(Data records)
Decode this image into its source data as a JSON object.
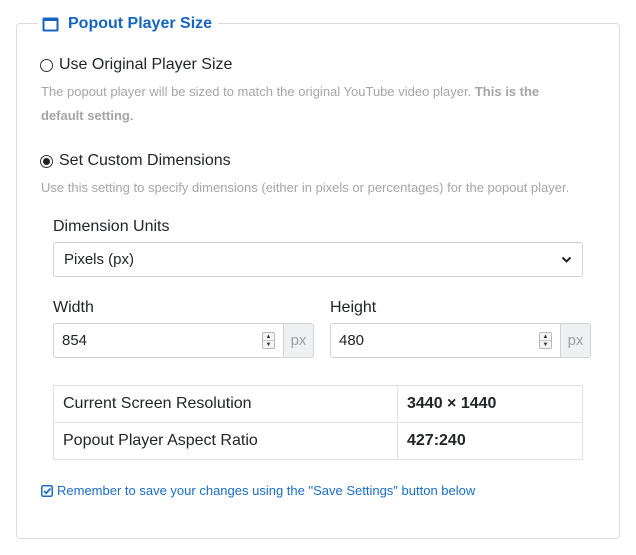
{
  "legend": {
    "title": "Popout Player Size",
    "icon": "window-icon"
  },
  "options": [
    {
      "label": "Use Original Player Size",
      "selected": false,
      "help": "The popout player will be sized to match the original YouTube video player.",
      "help_bold": "This is the",
      "help_bold_2": "default setting."
    },
    {
      "label": "Set Custom Dimensions",
      "selected": true,
      "help": "Use this setting to specify dimensions (either in pixels or percentages) for the popout player."
    }
  ],
  "units": {
    "label": "Dimension Units",
    "selected": "Pixels (px)"
  },
  "width": {
    "label": "Width",
    "value": "854",
    "unit": "px"
  },
  "height": {
    "label": "Height",
    "value": "480",
    "unit": "px"
  },
  "info_table": [
    {
      "label": "Current Screen Resolution",
      "value": "3440 × 1440"
    },
    {
      "label": "Popout Player Aspect Ratio",
      "value": "427:240"
    }
  ],
  "note": "Remember to save your changes using the \"Save Settings\" button below",
  "colors": {
    "accent": "#1565c0",
    "link": "#1a6dc7",
    "muted": "#a5a5a5"
  }
}
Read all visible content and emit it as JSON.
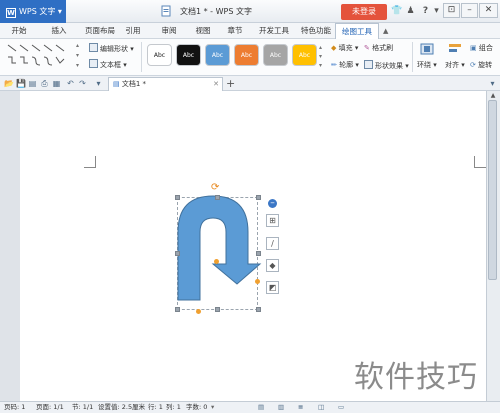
{
  "app": {
    "menu_label": "WPS 文字",
    "document_title": "文档1 * - WPS 文字",
    "login_label": "未登录"
  },
  "menu_tabs": [
    "开始",
    "插入",
    "页面布局",
    "引用",
    "审阅",
    "视图",
    "章节",
    "开发工具",
    "特色功能",
    "绘图工具"
  ],
  "ribbon": {
    "edit_shape_label": "编辑形状",
    "textbox_label": "文本框",
    "style_swatches": [
      {
        "label": "Abc",
        "bg": "#ffffff",
        "fg": "#222222"
      },
      {
        "label": "Abc",
        "bg": "#111111",
        "fg": "#ffffff"
      },
      {
        "label": "Abc",
        "bg": "#5b9bd5",
        "fg": "#ffffff"
      },
      {
        "label": "Abc",
        "bg": "#ed7d31",
        "fg": "#ffffff"
      },
      {
        "label": "Abc",
        "bg": "#a5a5a5",
        "fg": "#ffffff"
      },
      {
        "label": "Abc",
        "bg": "#ffc000",
        "fg": "#ffffff"
      }
    ],
    "fill_label": "填充",
    "format_painter_label": "格式刷",
    "outline_label": "轮廓",
    "shape_effects_label": "形状效果",
    "wrap_label": "环绕",
    "align_label": "对齐",
    "group_label": "组合",
    "rotate_label": "旋转"
  },
  "document_tab": {
    "label": "文档1 *"
  },
  "status_bar": {
    "page_num": "页码: 1",
    "pages": "页面: 1/1",
    "section": "节: 1/1",
    "setting": "设置值: 2.5厘米",
    "row": "行: 1",
    "col": "列: 1",
    "word_count": "字数: 0"
  },
  "shape": {
    "name": "U-turn arrow",
    "fill": "#5b9bd5",
    "stroke": "#41719c"
  },
  "watermark": "软件技巧",
  "colors": {
    "accent": "#2f6fc4",
    "login": "#e4533c"
  }
}
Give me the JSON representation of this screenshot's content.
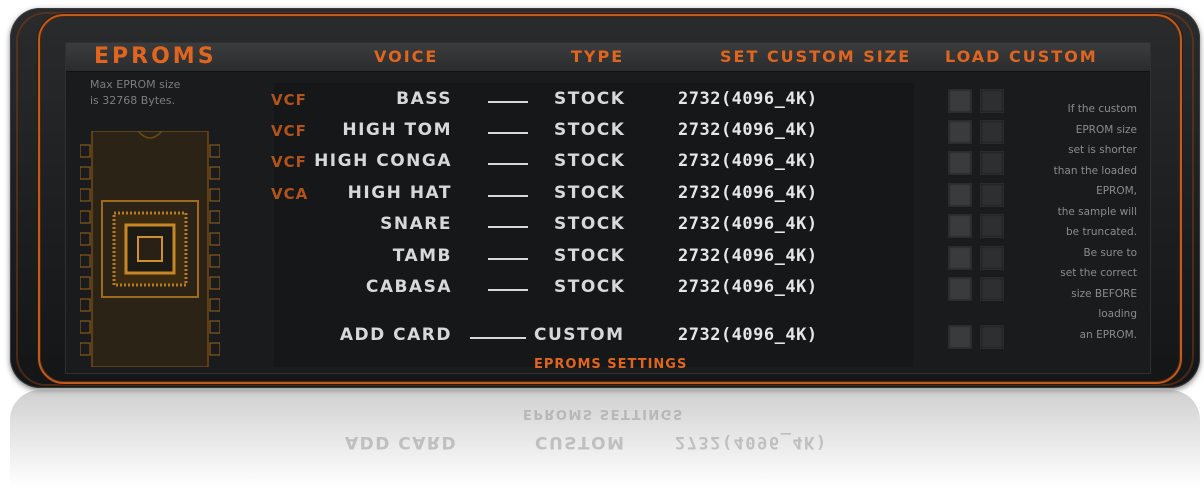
{
  "panel": {
    "title": "EPROMS",
    "max_note": "Max EPROM size\nis 32768 Bytes.",
    "headers": {
      "voice": "VOICE",
      "type": "TYPE",
      "size": "SET CUSTOM SIZE",
      "load": "LOAD CUSTOM"
    },
    "rows": [
      {
        "filter": "VCF",
        "voice": "BASS",
        "type": "STOCK",
        "size": "2732(4096_4K)"
      },
      {
        "filter": "VCF",
        "voice": "HIGH TOM",
        "type": "STOCK",
        "size": "2732(4096_4K)"
      },
      {
        "filter": "VCF",
        "voice": "HIGH CONGA",
        "type": "STOCK",
        "size": "2732(4096_4K)"
      },
      {
        "filter": "VCA",
        "voice": "HIGH HAT",
        "type": "STOCK",
        "size": "2732(4096_4K)"
      },
      {
        "filter": "",
        "voice": "SNARE",
        "type": "STOCK",
        "size": "2732(4096_4K)"
      },
      {
        "filter": "",
        "voice": "TAMB",
        "type": "STOCK",
        "size": "2732(4096_4K)"
      },
      {
        "filter": "",
        "voice": "CABASA",
        "type": "STOCK",
        "size": "2732(4096_4K)"
      },
      {
        "filter": "",
        "voice": "ADD CARD",
        "type": "CUSTOM",
        "size": "2732(4096_4K)"
      }
    ],
    "info_note": "If the custom\nEPROM size\nset is shorter\nthan the loaded\nEPROM,\nthe sample will\nbe truncated.\nBe sure to\nset the correct\nsize BEFORE\nloading\nan EPROM.",
    "footer": "EPROMS SETTINGS"
  },
  "reflection": {
    "footer": "EPROMS SETTINGS",
    "voice": "ADD CARD",
    "type": "CUSTOM",
    "size": "2732(4096_4K)"
  },
  "colors": {
    "accent_orange": "#e0651f",
    "panel_dark": "#1a1b1d",
    "text_light": "#d8d8d8"
  }
}
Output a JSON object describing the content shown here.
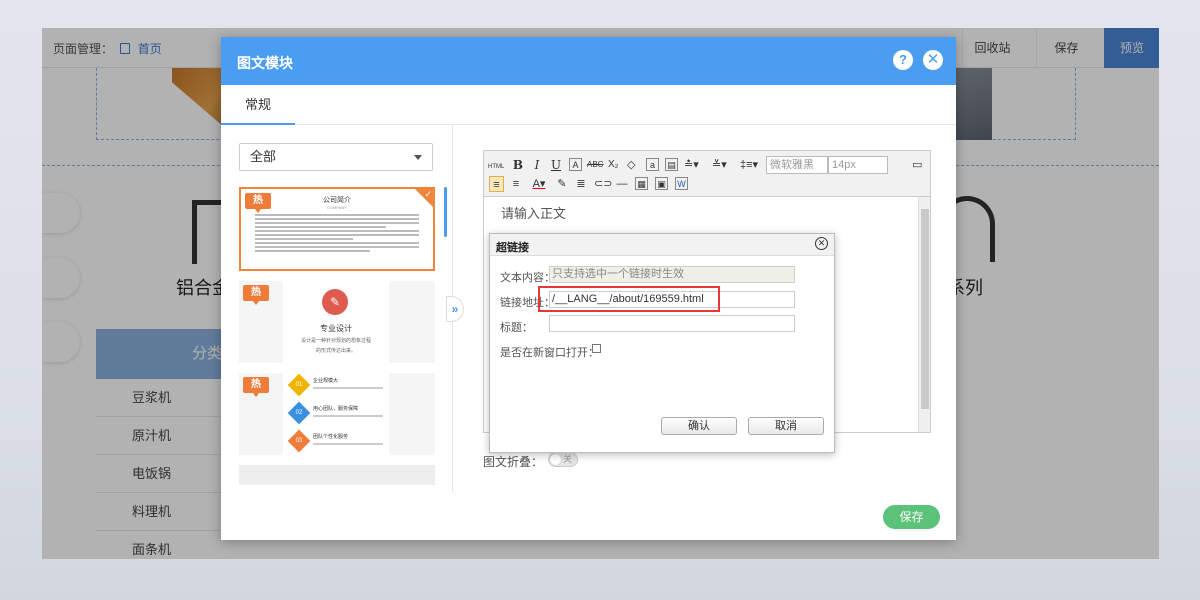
{
  "editor_topbar": {
    "breadcrumb_label": "页面管理：",
    "home_label": "首页",
    "recycle_label": "回收站",
    "save_label": "保存",
    "preview_label": "预览"
  },
  "background": {
    "category_left": "铝合金",
    "category_right": "窗系列",
    "category_list_header": "分类",
    "category_items": [
      "豆浆机",
      "原汁机",
      "电饭锅",
      "料理机",
      "面条机"
    ]
  },
  "modal": {
    "title": "图文模块",
    "help_label": "?",
    "close_label": "✕",
    "tab_label": "常规",
    "filter_value": "全部",
    "hot_label": "热",
    "template1": {
      "title": "公司简介",
      "subtitle": "COMPANY"
    },
    "template2": {
      "title": "专业设计",
      "desc1": "设计是一种针对规划的想象过程",
      "desc2": "的形式传达出来。"
    },
    "template3": {
      "items": [
        {
          "num": "01",
          "title": "企业规模大",
          "color": "#f0b400"
        },
        {
          "num": "02",
          "title": "用心团队，服务保障",
          "color": "#3a90e0"
        },
        {
          "num": "03",
          "title": "团队个性化服务",
          "color": "#f07c3a"
        }
      ]
    },
    "toggle_label": "»",
    "editor": {
      "html_label": "HTML",
      "font_family": "微软雅黑",
      "font_size": "14px",
      "placeholder": "请输入正文"
    },
    "fold_label": "图文折叠：",
    "fold_switch_label": "关",
    "save_label": "保存"
  },
  "link_dialog": {
    "title": "超链接",
    "close_label": "✕",
    "text_label": "文本内容：",
    "text_value": "只支持选中一个链接时生效",
    "url_label": "链接地址：",
    "url_value": "/__LANG__/about/169559.html",
    "title_label": "标题：",
    "title_value": "",
    "newwin_label": "是否在新窗口打开：",
    "ok_label": "确认",
    "cancel_label": "取消"
  },
  "colors": {
    "header_blue": "#4a9df0",
    "hot_orange": "#f07c3a",
    "save_green": "#5cc27a",
    "highlight_red": "#e53935"
  }
}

▸ Task to carry out
Transcribe the records above exactly as they appear, leaving out any pictures.

▸ Written reply
Decode this image into its source data as a JSON object.
{
  "legend": {
    "title": "Popout Player Size",
    "icon": "window-icon"
  },
  "options": [
    {
      "label": "Use Original Player Size",
      "selected": false,
      "help": "The popout player will be sized to match the original YouTube video player.",
      "help_bold": "This is the",
      "help_bold_2": "default setting."
    },
    {
      "label": "Set Custom Dimensions",
      "selected": true,
      "help": "Use this setting to specify dimensions (either in pixels or percentages) for the popout player."
    }
  ],
  "units": {
    "label": "Dimension Units",
    "selected": "Pixels (px)"
  },
  "width": {
    "label": "Width",
    "value": "854",
    "unit": "px"
  },
  "height": {
    "label": "Height",
    "value": "480",
    "unit": "px"
  },
  "info_table": [
    {
      "label": "Current Screen Resolution",
      "value": "3440 × 1440"
    },
    {
      "label": "Popout Player Aspect Ratio",
      "value": "427:240"
    }
  ],
  "note": "Remember to save your changes using the \"Save Settings\" button below",
  "colors": {
    "accent": "#1565c0",
    "link": "#1a6dc7",
    "muted": "#a5a5a5"
  }
}
Read all visible content and emit it as JSON.
{
  "app": {
    "menu_label": "WPS 文字",
    "document_title": "文档1 * - WPS 文字",
    "login_label": "未登录"
  },
  "menu_tabs": [
    "开始",
    "插入",
    "页面布局",
    "引用",
    "审阅",
    "视图",
    "章节",
    "开发工具",
    "特色功能",
    "绘图工具"
  ],
  "ribbon": {
    "edit_shape_label": "编辑形状",
    "textbox_label": "文本框",
    "style_swatches": [
      {
        "label": "Abc",
        "bg": "#ffffff",
        "fg": "#222222"
      },
      {
        "label": "Abc",
        "bg": "#111111",
        "fg": "#ffffff"
      },
      {
        "label": "Abc",
        "bg": "#5b9bd5",
        "fg": "#ffffff"
      },
      {
        "label": "Abc",
        "bg": "#ed7d31",
        "fg": "#ffffff"
      },
      {
        "label": "Abc",
        "bg": "#a5a5a5",
        "fg": "#ffffff"
      },
      {
        "label": "Abc",
        "bg": "#ffc000",
        "fg": "#ffffff"
      }
    ],
    "fill_label": "填充",
    "format_painter_label": "格式刷",
    "outline_label": "轮廓",
    "shape_effects_label": "形状效果",
    "wrap_label": "环绕",
    "align_label": "对齐",
    "group_label": "组合",
    "rotate_label": "旋转"
  },
  "document_tab": {
    "label": "文档1 *"
  },
  "status_bar": {
    "page_num": "页码: 1",
    "pages": "页面: 1/1",
    "section": "节: 1/1",
    "setting": "设置值: 2.5厘米",
    "row": "行: 1",
    "col": "列: 1",
    "word_count": "字数: 0"
  },
  "shape": {
    "name": "U-turn arrow",
    "fill": "#5b9bd5",
    "stroke": "#41719c"
  },
  "watermark": "软件技巧",
  "colors": {
    "accent": "#2f6fc4",
    "login": "#e4533c"
  }
}
Give me the JSON representation of this screenshot's content.
{
  "panel": {
    "title": "EPROMS",
    "max_note": "Max EPROM size\nis 32768 Bytes.",
    "headers": {
      "voice": "VOICE",
      "type": "TYPE",
      "size": "SET CUSTOM SIZE",
      "load": "LOAD CUSTOM"
    },
    "rows": [
      {
        "filter": "VCF",
        "voice": "BASS",
        "type": "STOCK",
        "size": "2732(4096_4K)"
      },
      {
        "filter": "VCF",
        "voice": "HIGH TOM",
        "type": "STOCK",
        "size": "2732(4096_4K)"
      },
      {
        "filter": "VCF",
        "voice": "HIGH CONGA",
        "type": "STOCK",
        "size": "2732(4096_4K)"
      },
      {
        "filter": "VCA",
        "voice": "HIGH HAT",
        "type": "STOCK",
        "size": "2732(4096_4K)"
      },
      {
        "filter": "",
        "voice": "SNARE",
        "type": "STOCK",
        "size": "2732(4096_4K)"
      },
      {
        "filter": "",
        "voice": "TAMB",
        "type": "STOCK",
        "size": "2732(4096_4K)"
      },
      {
        "filter": "",
        "voice": "CABASA",
        "type": "STOCK",
        "size": "2732(4096_4K)"
      },
      {
        "filter": "",
        "voice": "ADD CARD",
        "type": "CUSTOM",
        "size": "2732(4096_4K)"
      }
    ],
    "info_note": "If the custom\nEPROM size\nset is shorter\nthan the loaded\nEPROM,\nthe sample will\nbe truncated.\nBe sure to\nset the correct\nsize BEFORE\nloading\nan EPROM.",
    "footer": "EPROMS SETTINGS"
  },
  "reflection": {
    "footer": "EPROMS SETTINGS",
    "voice": "ADD CARD",
    "type": "CUSTOM",
    "size": "2732(4096_4K)"
  },
  "colors": {
    "accent_orange": "#e0651f",
    "panel_dark": "#1a1b1d",
    "text_light": "#d8d8d8"
  }
}
Output a JSON object describing the content shown here.
{
  "editor_topbar": {
    "breadcrumb_label": "页面管理：",
    "home_label": "首页",
    "recycle_label": "回收站",
    "save_label": "保存",
    "preview_label": "预览"
  },
  "background": {
    "category_left": "铝合金",
    "category_right": "窗系列",
    "category_list_header": "分类",
    "category_items": [
      "豆浆机",
      "原汁机",
      "电饭锅",
      "料理机",
      "面条机"
    ]
  },
  "modal": {
    "title": "图文模块",
    "help_label": "?",
    "close_label": "✕",
    "tab_label": "常规",
    "filter_value": "全部",
    "hot_label": "热",
    "template1": {
      "title": "公司简介",
      "subtitle": "COMPANY"
    },
    "template2": {
      "title": "专业设计",
      "desc1": "设计是一种针对规划的想象过程",
      "desc2": "的形式传达出来。"
    },
    "template3": {
      "items": [
        {
          "num": "01",
          "title": "企业规模大",
          "color": "#f0b400"
        },
        {
          "num": "02",
          "title": "用心团队，服务保障",
          "color": "#3a90e0"
        },
        {
          "num": "03",
          "title": "团队个性化服务",
          "color": "#f07c3a"
        }
      ]
    },
    "toggle_label": "»",
    "editor": {
      "html_label": "HTML",
      "font_family": "微软雅黑",
      "font_size": "14px",
      "placeholder": "请输入正文"
    },
    "fold_label": "图文折叠：",
    "fold_switch_label": "关",
    "save_label": "保存"
  },
  "link_dialog": {
    "title": "超链接",
    "close_label": "✕",
    "text_label": "文本内容：",
    "text_value": "只支持选中一个链接时生效",
    "url_label": "链接地址：",
    "url_value": "/__LANG__/about/169559.html",
    "title_label": "标题：",
    "title_value": "",
    "newwin_label": "是否在新窗口打开：",
    "ok_label": "确认",
    "cancel_label": "取消"
  },
  "colors": {
    "header_blue": "#4a9df0",
    "hot_orange": "#f07c3a",
    "save_green": "#5cc27a",
    "highlight_red": "#e53935"
  }
}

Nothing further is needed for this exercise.